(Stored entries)
- - - - -

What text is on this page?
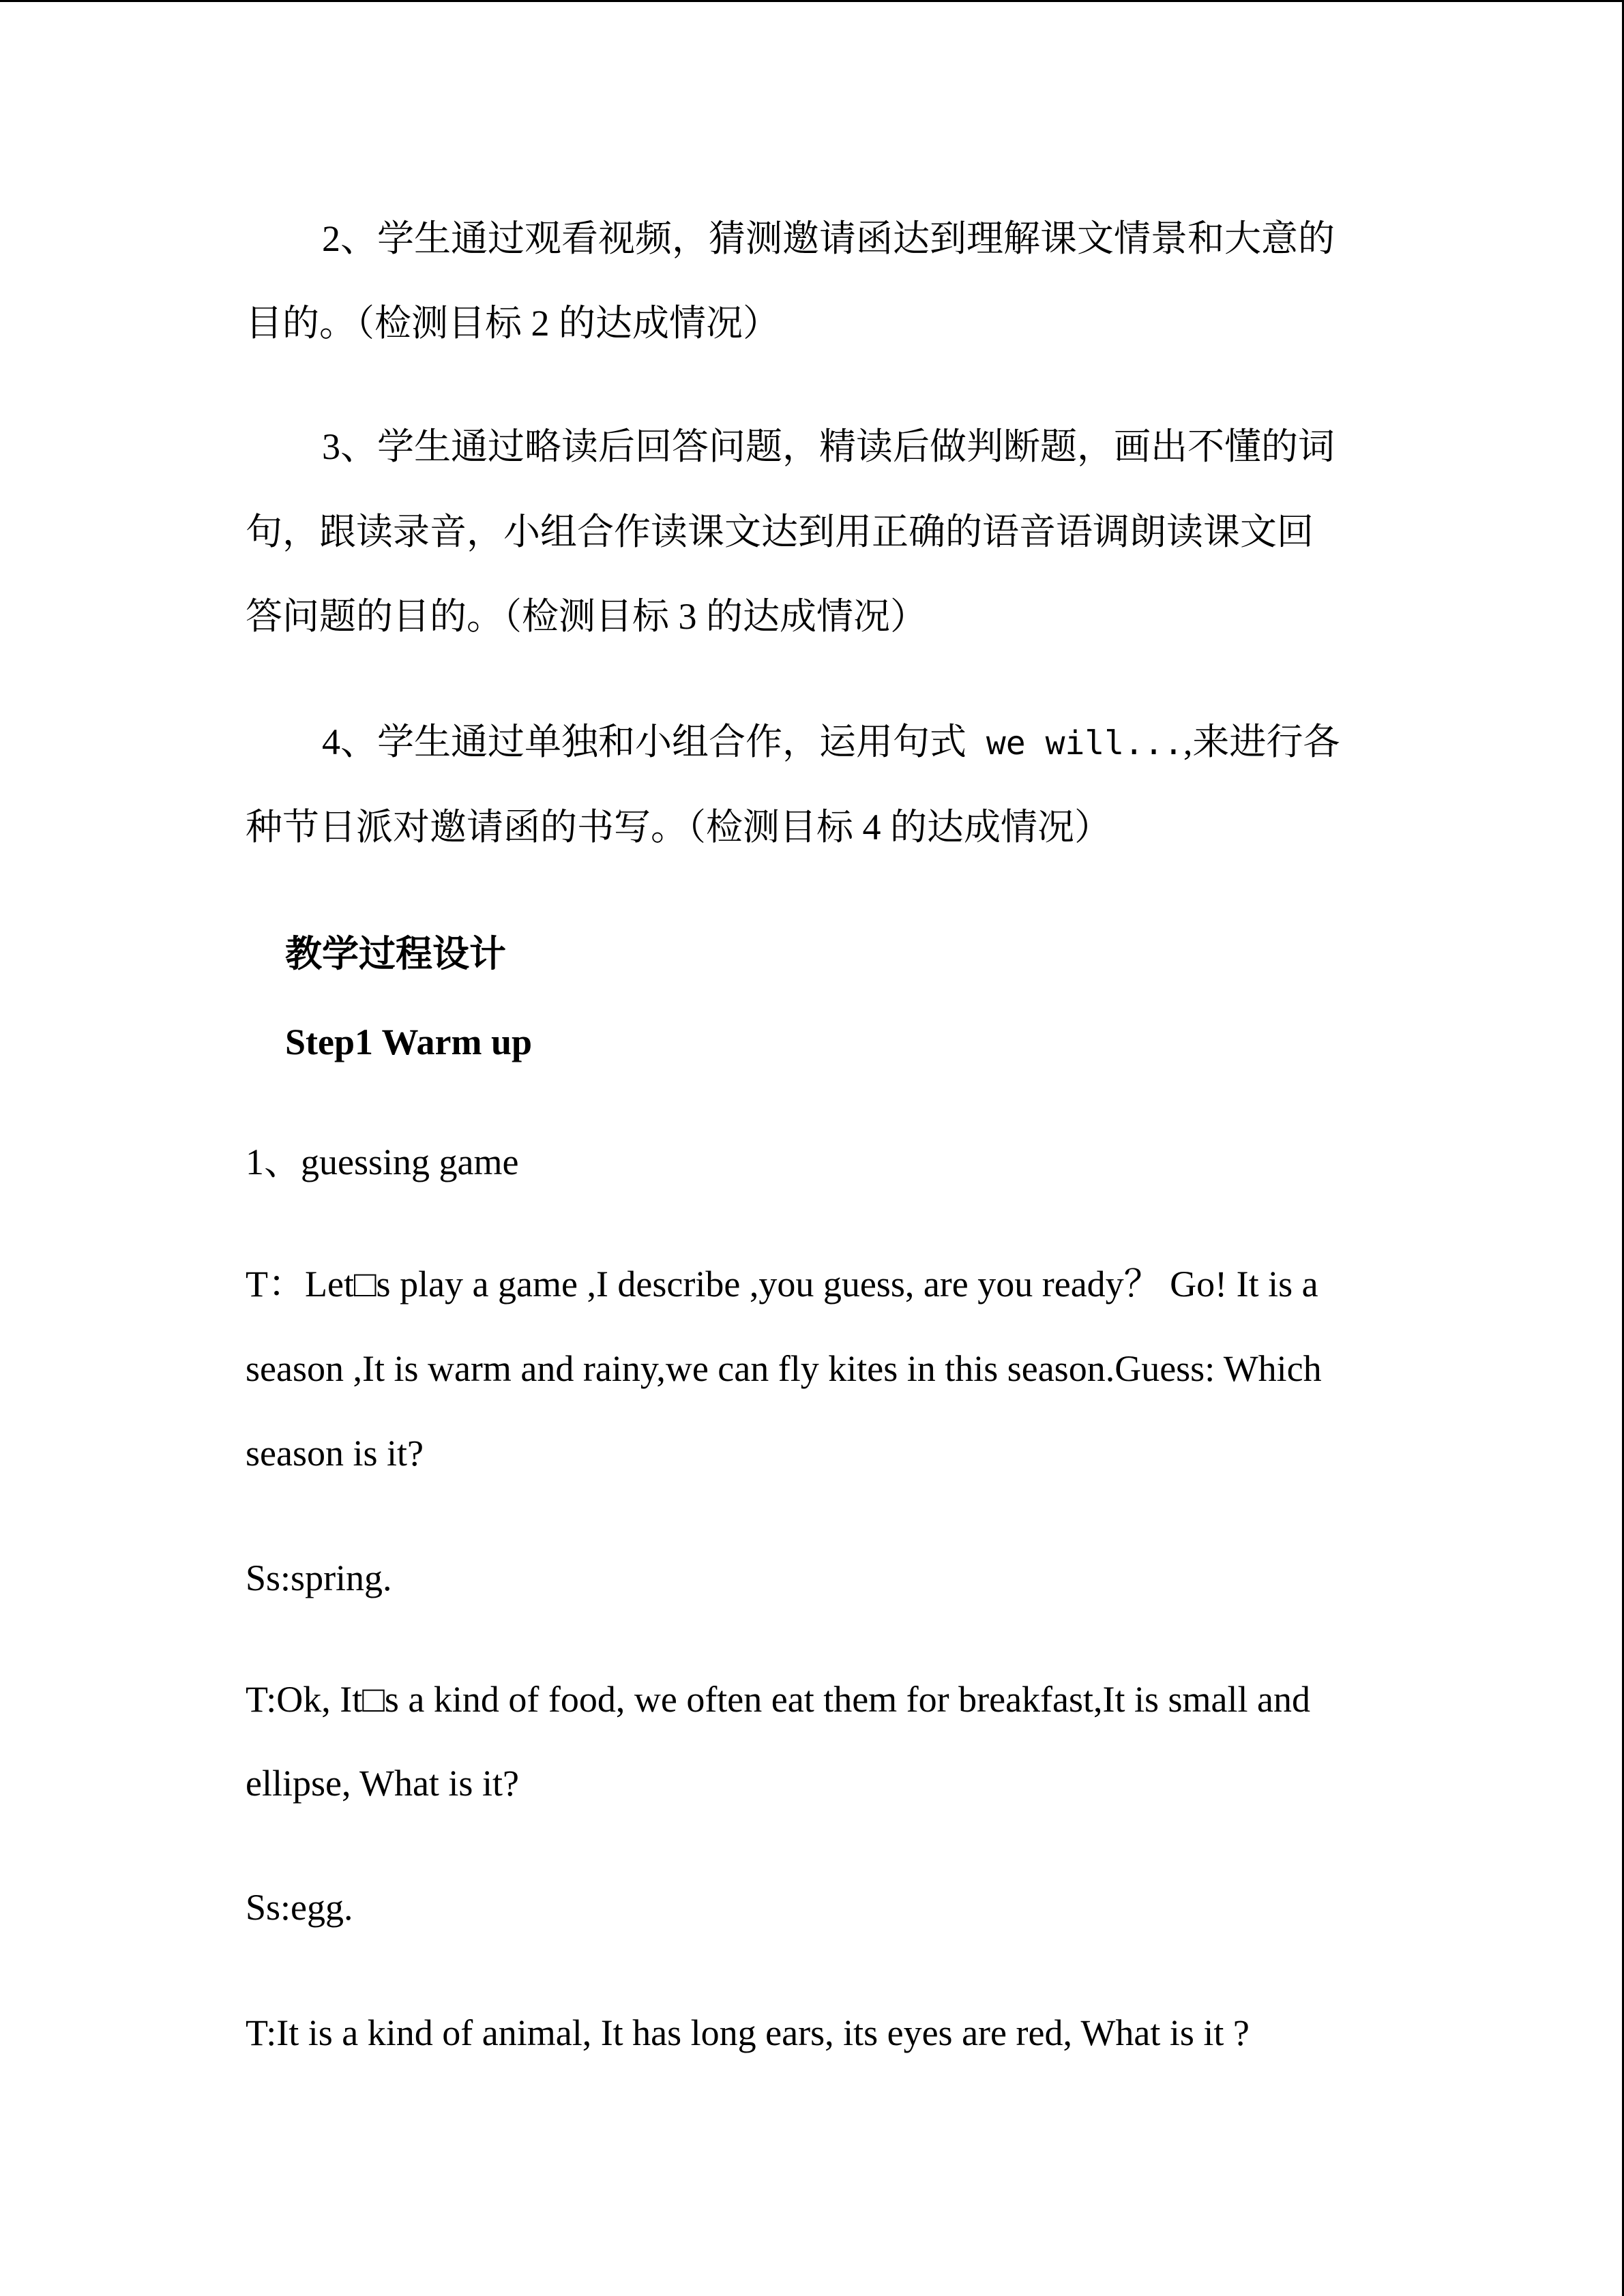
2、学生通过观看视频，猜测邀请函达到理解课文情景和大意的
目的。（检测目标 2 的达成情况）
3、学生通过略读后回答问题，精读后做判断题，画出不懂的词
句，跟读录音，小组合作读课文达到用正确的语音语调朗读课文回
答问题的目的。（检测目标 3 的达成情况）
4、学生通过单独和小组合作，运用句式 we will...,来进行各
种节日派对邀请函的书写。（检测目标 4 的达成情况）
教学过程设计
Step1 Warm up
1、guessing game
T：Let□s play a game ,I describe ,you guess, are you ready？ Go! It is a
season ,It is warm and rainy,we can fly kites in this season.Guess: Which
season is it?
Ss:spring.
T:Ok, It□s a kind of food, we often eat them for breakfast,It is small and
ellipse, What is it?
Ss:egg.
T:It is a kind of animal, It has long ears, its eyes are red, What is it ?
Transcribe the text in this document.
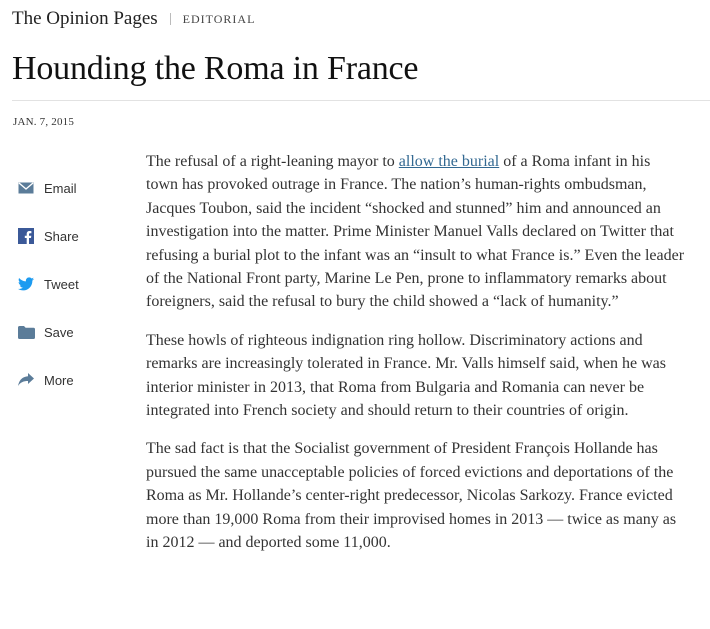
The Opinion Pages EDITORIAL
Hounding the Roma in France
JAN. 7, 2015
Email
Share
Tweet
Save
More

The refusal of a right-leaning mayor to allow the burial of a Roma infant in his town has provoked outrage in France. The nation’s human-rights ombudsman, Jacques Toubon, said the incident “shocked and stunned” him and announced an investigation into the matter. Prime Minister Manuel Valls declared on Twitter that refusing a burial plot to the infant was an “insult to what France is.” Even the leader of the National Front party, Marine Le Pen, prone to inflammatory remarks about foreigners, said the refusal to bury the child showed a “lack of humanity.”

These howls of righteous indignation ring hollow. Discriminatory actions and remarks are increasingly tolerated in France. Mr. Valls himself said, when he was interior minister in 2013, that Roma from Bulgaria and Romania can never be integrated into French society and should return to their countries of origin.

The sad fact is that the Socialist government of President François Hollande has pursued the same unacceptable policies of forced evictions and deportations of the Roma as Mr. Hollande’s center-right predecessor, Nicolas Sarkozy. France evicted more than 19,000 Roma from their improvised homes in 2013 — twice as many as in 2012 — and deported some 11,000.
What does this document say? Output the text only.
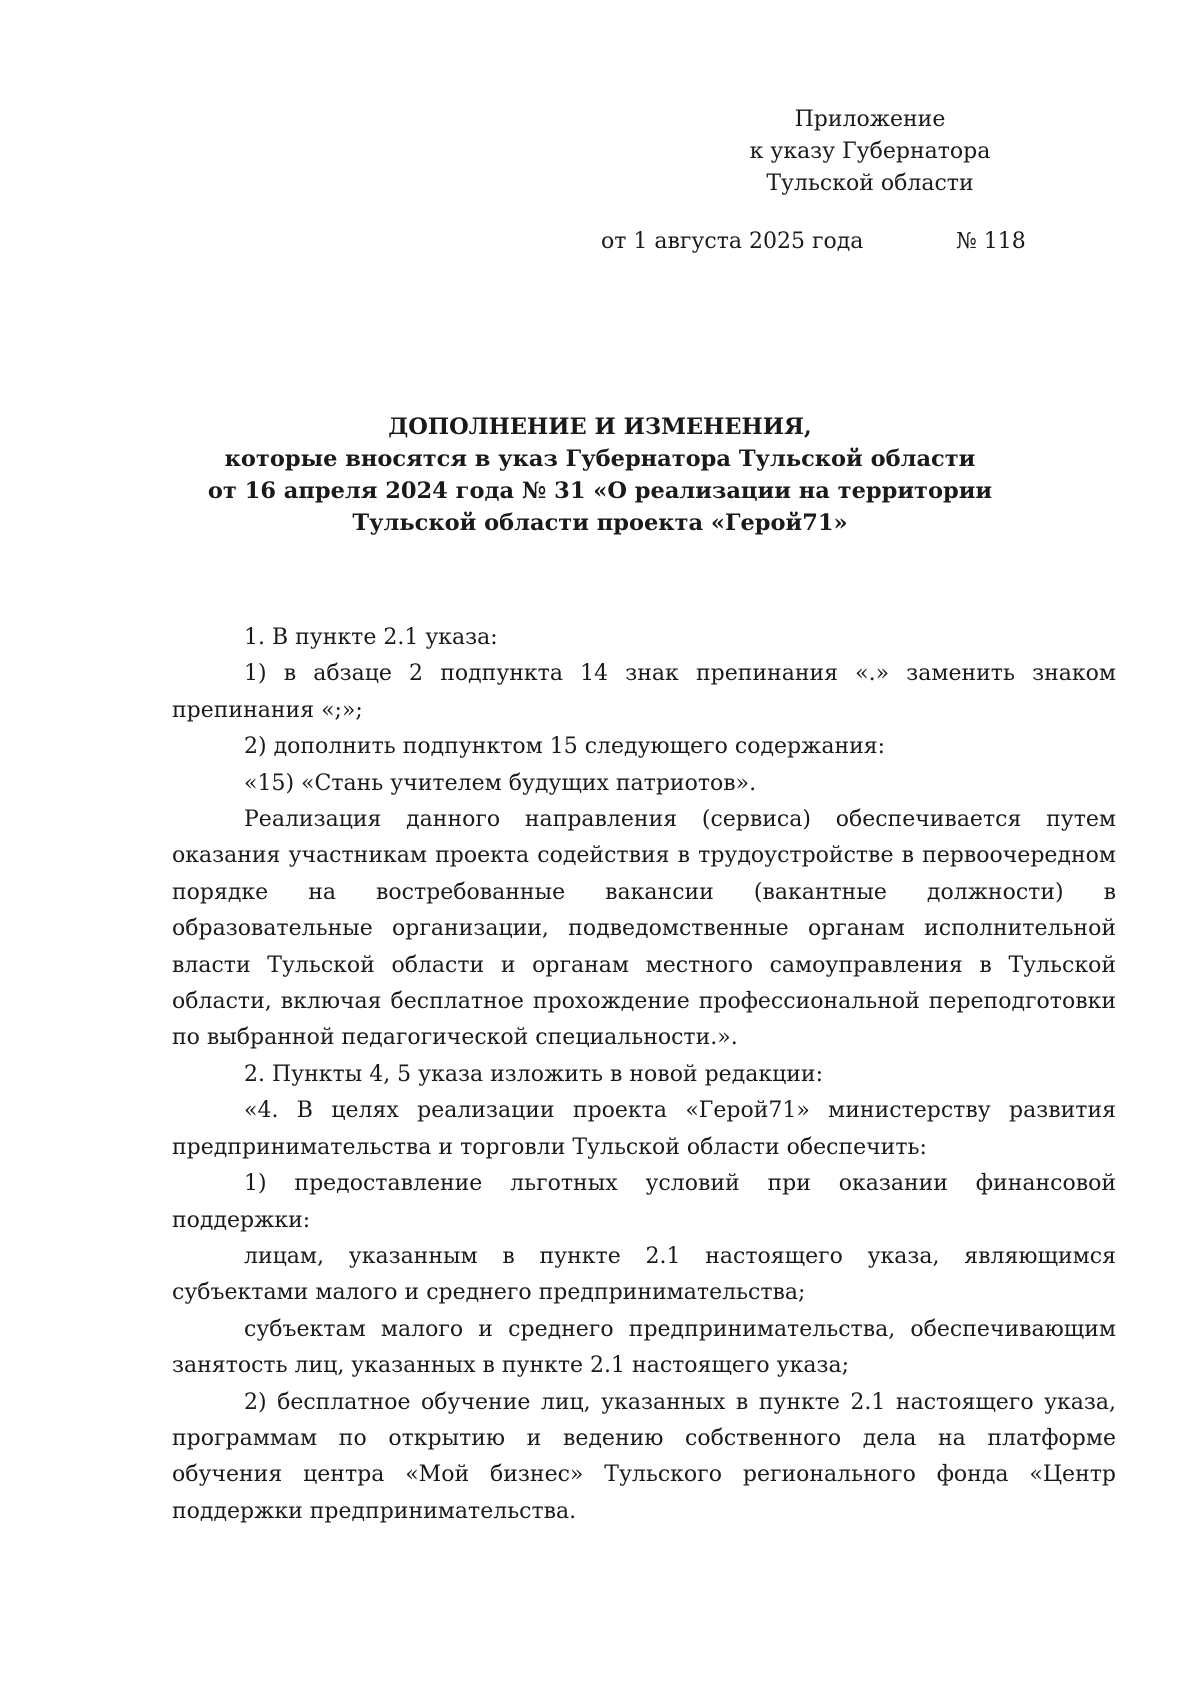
Приложение
к указу Губернатора
Тульской области
от 1 августа 2025 года	№ 118
ДОПОЛНЕНИЕ И ИЗМЕНЕНИЯ,
которые вносятся в указ Губернатора Тульской области
от 16 апреля 2024 года № 31 «О реализации на территории
Тульской области проекта «Герой71»

1. В пункте 2.1 указа:

1) в абзаце 2 подпункта 14 знак препинания «.» заменить знаком препинания «;»;

2) дополнить подпунктом 15 следующего содержания:

«15) «Стань учителем будущих патриотов».

Реализация данного направления (сервиса) обеспечивается путем оказания участникам проекта содействия в трудоустройстве в первоочередном порядке на востребованные вакансии (вакантные должности) в образовательные организации, подведомственные органам исполнительной власти Тульской области и органам местного самоуправления в Тульской области, включая бесплатное прохождение профессиональной переподготовки по выбранной педагогической специальности.».

2. Пункты 4, 5 указа изложить в новой редакции:

«4. В целях реализации проекта «Герой71» министерству развития предпринимательства и торговли Тульской области обеспечить:

1) предоставление льготных условий при оказании финансовой поддержки:

лицам, указанным в пункте 2.1 настоящего указа, являющимся субъектами малого и среднего предпринимательства;

субъектам малого и среднего предпринимательства, обеспечивающим занятость лиц, указанных в пункте 2.1 настоящего указа;

2) бесплатное обучение лиц, указанных в пункте 2.1 настоящего указа, программам по открытию и ведению собственного дела на платформе обучения центра «Мой бизнес» Тульского регионального фонда «Центр поддержки предпринимательства.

- - - - -

### What this task involves
Give an exact copy of the material, leaving out every picture.

### Answer to this problem
What text is on this page?
2、学生通过观看视频，猜测邀请函达到理解课文情景和大意的
目的。（检测目标 2 的达成情况）
3、学生通过略读后回答问题，精读后做判断题，画出不懂的词
句，跟读录音，小组合作读课文达到用正确的语音语调朗读课文回
答问题的目的。（检测目标 3 的达成情况）
4、学生通过单独和小组合作，运用句式 we will...,来进行各
种节日派对邀请函的书写。（检测目标 4 的达成情况）
教学过程设计
Step1 Warm up
1、guessing game
T：Let□s play a game ,I describe ,you guess, are you ready？ Go! It is a
season ,It is warm and rainy,we can fly kites in this season.Guess: Which
season is it?
Ss:spring.
T:Ok, It□s a kind of food, we often eat them for breakfast,It is small and
ellipse, What is it?
Ss:egg.
T:It is a kind of animal, It has long ears, its eyes are red, What is it ?
Transcribe the text in this document.
The Opinion Pages EDITORIAL
Hounding the Roma in France
JAN. 7, 2015
Email
Share
Tweet
Save
More

The refusal of a right-leaning mayor to allow the burial of a Roma infant in his town has provoked outrage in France. The nation’s human-rights ombudsman, Jacques Toubon, said the incident “shocked and stunned” him and announced an investigation into the matter. Prime Minister Manuel Valls declared on Twitter that refusing a burial plot to the infant was an “insult to what France is.” Even the leader of the National Front party, Marine Le Pen, prone to inflammatory remarks about foreigners, said the refusal to bury the child showed a “lack of humanity.”

These howls of righteous indignation ring hollow. Discriminatory actions and remarks are increasingly tolerated in France. Mr. Valls himself said, when he was interior minister in 2013, that Roma from Bulgaria and Romania can never be integrated into French society and should return to their countries of origin.

The sad fact is that the Socialist government of President François Hollande has pursued the same unacceptable policies of forced evictions and deportations of the Roma as Mr. Hollande’s center-right predecessor, Nicolas Sarkozy. France evicted more than 19,000 Roma from their improvised homes in 2013 — twice as many as in 2012 — and deported some 11,000.
What does this document say? Output the text only.
Приложение
к указу Губернатора
Тульской области
от 1 августа 2025 года	№ 118
ДОПОЛНЕНИЕ И ИЗМЕНЕНИЯ,
которые вносятся в указ Губернатора Тульской области
от 16 апреля 2024 года № 31 «О реализации на территории
Тульской области проекта «Герой71»

1. В пункте 2.1 указа:

1) в абзаце 2 подпункта 14 знак препинания «.» заменить знаком препинания «;»;

2) дополнить подпунктом 15 следующего содержания:

«15) «Стань учителем будущих патриотов».

Реализация данного направления (сервиса) обеспечивается путем оказания участникам проекта содействия в трудоустройстве в первоочередном порядке на востребованные вакансии (вакантные должности) в образовательные организации, подведомственные органам исполнительной власти Тульской области и органам местного самоуправления в Тульской области, включая бесплатное прохождение профессиональной переподготовки по выбранной педагогической специальности.».

2. Пункты 4, 5 указа изложить в новой редакции:

«4. В целях реализации проекта «Герой71» министерству развития предпринимательства и торговли Тульской области обеспечить:

1) предоставление льготных условий при оказании финансовой поддержки:

лицам, указанным в пункте 2.1 настоящего указа, являющимся субъектами малого и среднего предпринимательства;

субъектам малого и среднего предпринимательства, обеспечивающим занятость лиц, указанных в пункте 2.1 настоящего указа;

2) бесплатное обучение лиц, указанных в пункте 2.1 настоящего указа, программам по открытию и ведению собственного дела на платформе обучения центра «Мой бизнес» Тульского регионального фонда «Центр поддержки предпринимательства.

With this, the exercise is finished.